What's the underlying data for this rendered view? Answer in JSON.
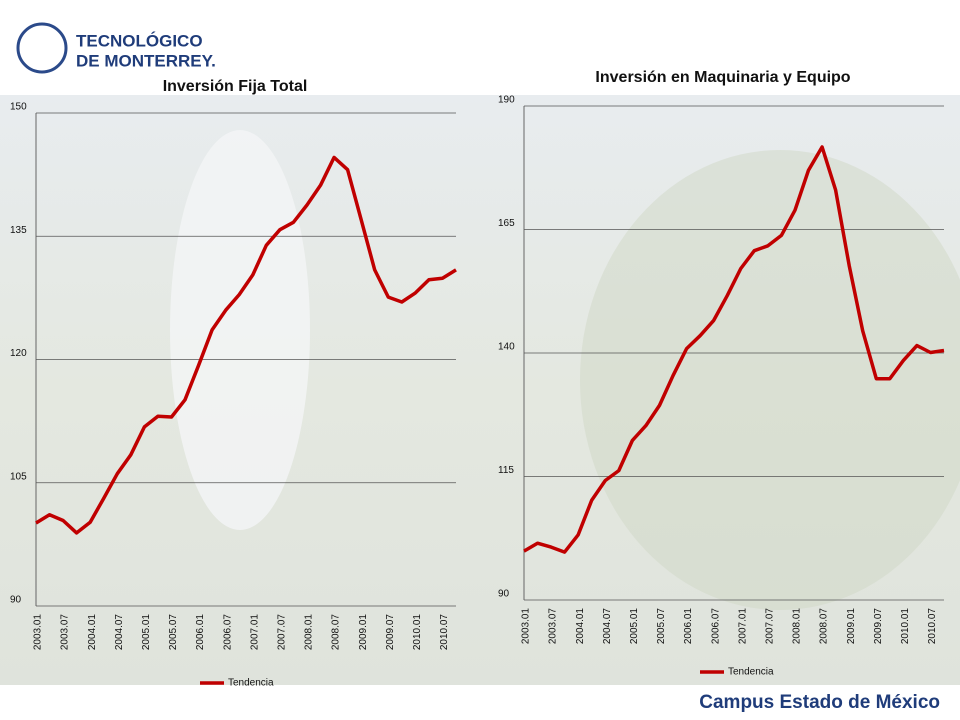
{
  "header": {
    "logo_line1": "TECNOLÓGICO",
    "logo_line2": "DE MONTERREY."
  },
  "footer": "Campus Estado de México",
  "chart_data": [
    {
      "type": "line",
      "title": "Inversión Fija Total",
      "categories": [
        "2003.01",
        null,
        "2003.07",
        null,
        "2004.01",
        null,
        "2004.07",
        null,
        "2005.01",
        null,
        "2005.07",
        null,
        "2006.01",
        null,
        "2006.07",
        null,
        "2007.01",
        null,
        "2007.07",
        null,
        "2008.01",
        null,
        "2008.07",
        null,
        "2009.01",
        null,
        "2009.07",
        null,
        "2010.01",
        null,
        "2010.07",
        null
      ],
      "series": [
        {
          "name": "Tendencia",
          "color": "#c00000",
          "values": [
            100.1,
            101.1,
            100.4,
            98.9,
            100.2,
            103.1,
            106.1,
            108.4,
            111.8,
            113.1,
            113.0,
            115.1,
            119.3,
            123.6,
            126.0,
            127.9,
            130.3,
            133.9,
            135.8,
            136.7,
            138.8,
            141.2,
            144.6,
            143.1,
            137.0,
            130.9,
            127.6,
            127.0,
            128.1,
            129.7,
            129.9,
            130.9
          ]
        }
      ],
      "ylim": [
        90,
        150
      ],
      "yticks": [
        90,
        105,
        120,
        135,
        150
      ],
      "grid": true,
      "legend": "bottom"
    },
    {
      "type": "line",
      "title": "Inversión en Maquinaria y Equipo",
      "categories": [
        "2003.01",
        null,
        "2003.07",
        null,
        "2004.01",
        null,
        "2004.07",
        null,
        "2005.01",
        null,
        "2005.07",
        null,
        "2006.01",
        null,
        "2006.07",
        null,
        "2007.01",
        null,
        "2007.07",
        null,
        "2008.01",
        null,
        "2008.07",
        null,
        "2009.01",
        null,
        "2009.07",
        null,
        "2010.01",
        null,
        "2010.07",
        null
      ],
      "series": [
        {
          "name": "Tendencia",
          "color": "#c00000",
          "values": [
            99.9,
            101.5,
            100.7,
            99.7,
            103.2,
            110.2,
            114.2,
            116.2,
            122.3,
            125.3,
            129.4,
            135.4,
            140.9,
            143.5,
            146.6,
            151.6,
            157.1,
            160.7,
            161.7,
            163.8,
            168.9,
            177.0,
            181.7,
            173.0,
            157.7,
            144.5,
            134.8,
            134.8,
            138.5,
            141.5,
            140.1,
            140.5
          ]
        }
      ],
      "ylim": [
        90,
        190
      ],
      "yticks": [
        90,
        115,
        140,
        165,
        190
      ],
      "grid": true,
      "legend": "bottom"
    }
  ]
}
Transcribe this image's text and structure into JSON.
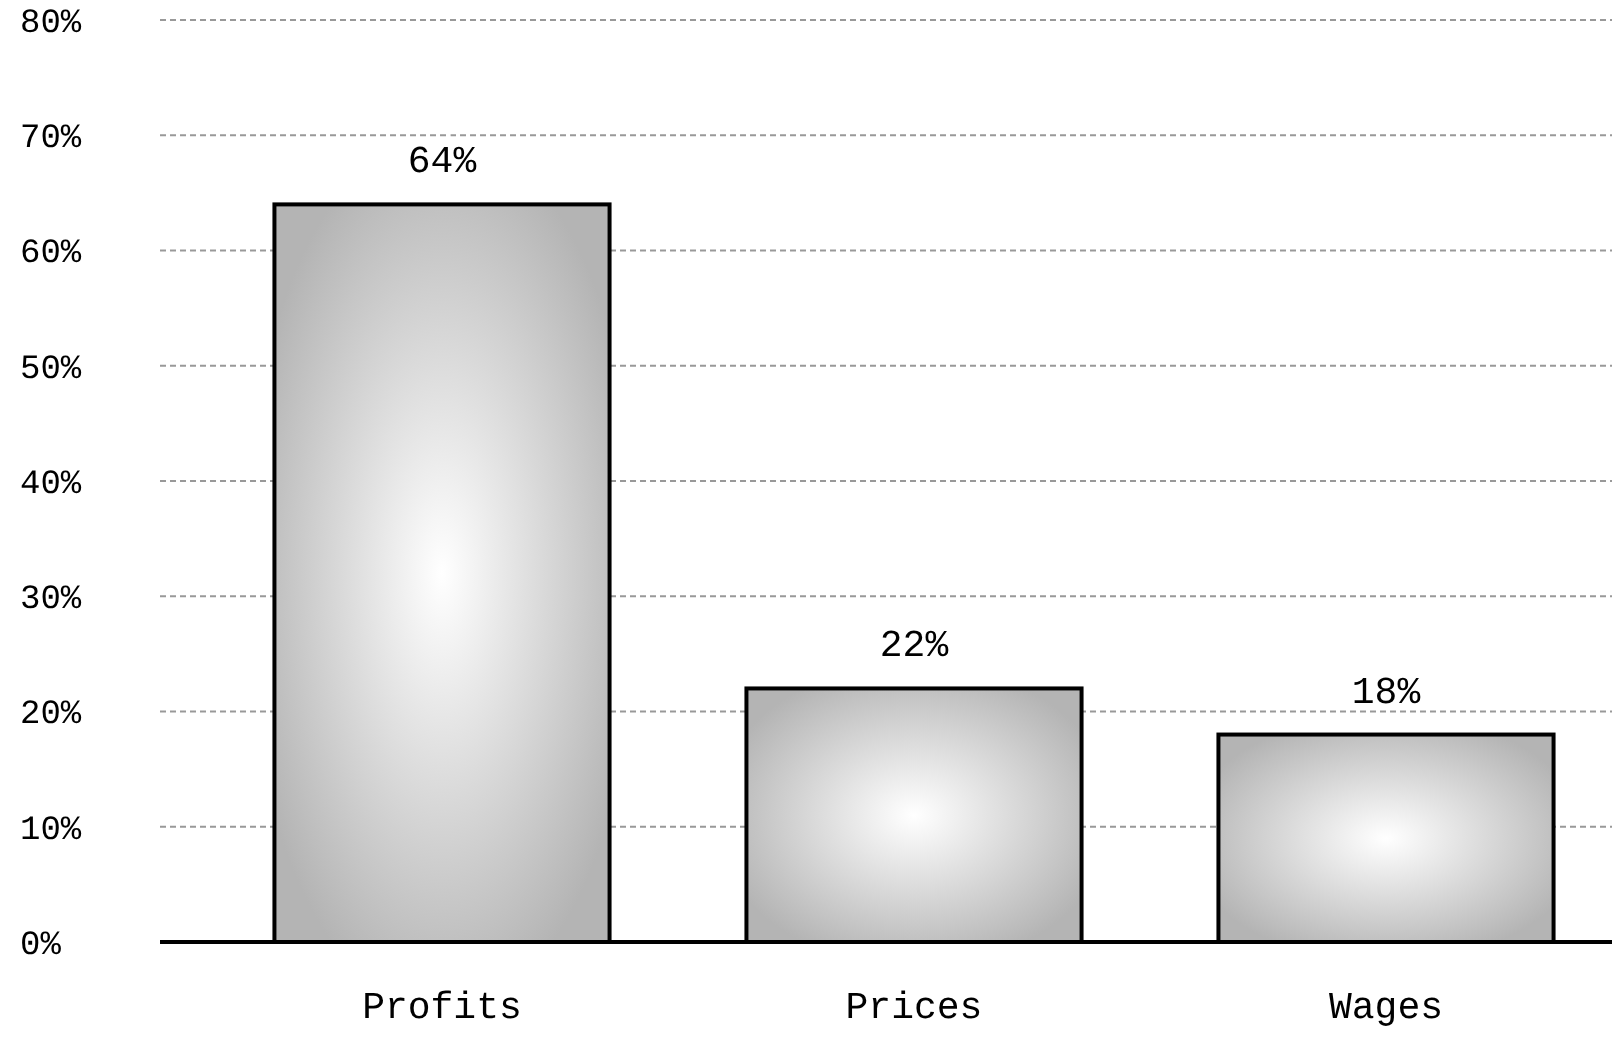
{
  "chart_data": {
    "type": "bar",
    "categories": [
      "Profits",
      "Prices",
      "Wages"
    ],
    "values": [
      64,
      22,
      18
    ],
    "value_labels": [
      "64%",
      "22%",
      "18%"
    ],
    "color": "#b4b4b4",
    "ylim": [
      0,
      80
    ],
    "yticks": [
      {
        "value": 0,
        "label": "0%"
      },
      {
        "value": 10,
        "label": "10%"
      },
      {
        "value": 20,
        "label": "20%"
      },
      {
        "value": 30,
        "label": "30%"
      },
      {
        "value": 40,
        "label": "40%"
      },
      {
        "value": 50,
        "label": "50%"
      },
      {
        "value": 60,
        "label": "60%"
      },
      {
        "value": 70,
        "label": "70%"
      },
      {
        "value": 80,
        "label": "80%"
      }
    ],
    "grid": "y"
  }
}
--
◆ TASK GOAL: Retype, word for word, the lines from the one with "Transcribe this image's" through the last line of the entries above, and only those lines. Leave pictures out.

◆ WRITTEN REPLY:
Transcribe this image's text and structure into JSON.
{
  "chart_data": {
    "type": "bar",
    "categories": [
      "Profits",
      "Prices",
      "Wages"
    ],
    "values": [
      64,
      22,
      18
    ],
    "value_labels": [
      "64%",
      "22%",
      "18%"
    ],
    "color": "#b4b4b4",
    "ylim": [
      0,
      80
    ],
    "yticks": [
      {
        "value": 0,
        "label": "0%"
      },
      {
        "value": 10,
        "label": "10%"
      },
      {
        "value": 20,
        "label": "20%"
      },
      {
        "value": 30,
        "label": "30%"
      },
      {
        "value": 40,
        "label": "40%"
      },
      {
        "value": 50,
        "label": "50%"
      },
      {
        "value": 60,
        "label": "60%"
      },
      {
        "value": 70,
        "label": "70%"
      },
      {
        "value": 80,
        "label": "80%"
      }
    ],
    "grid": "y"
  }
}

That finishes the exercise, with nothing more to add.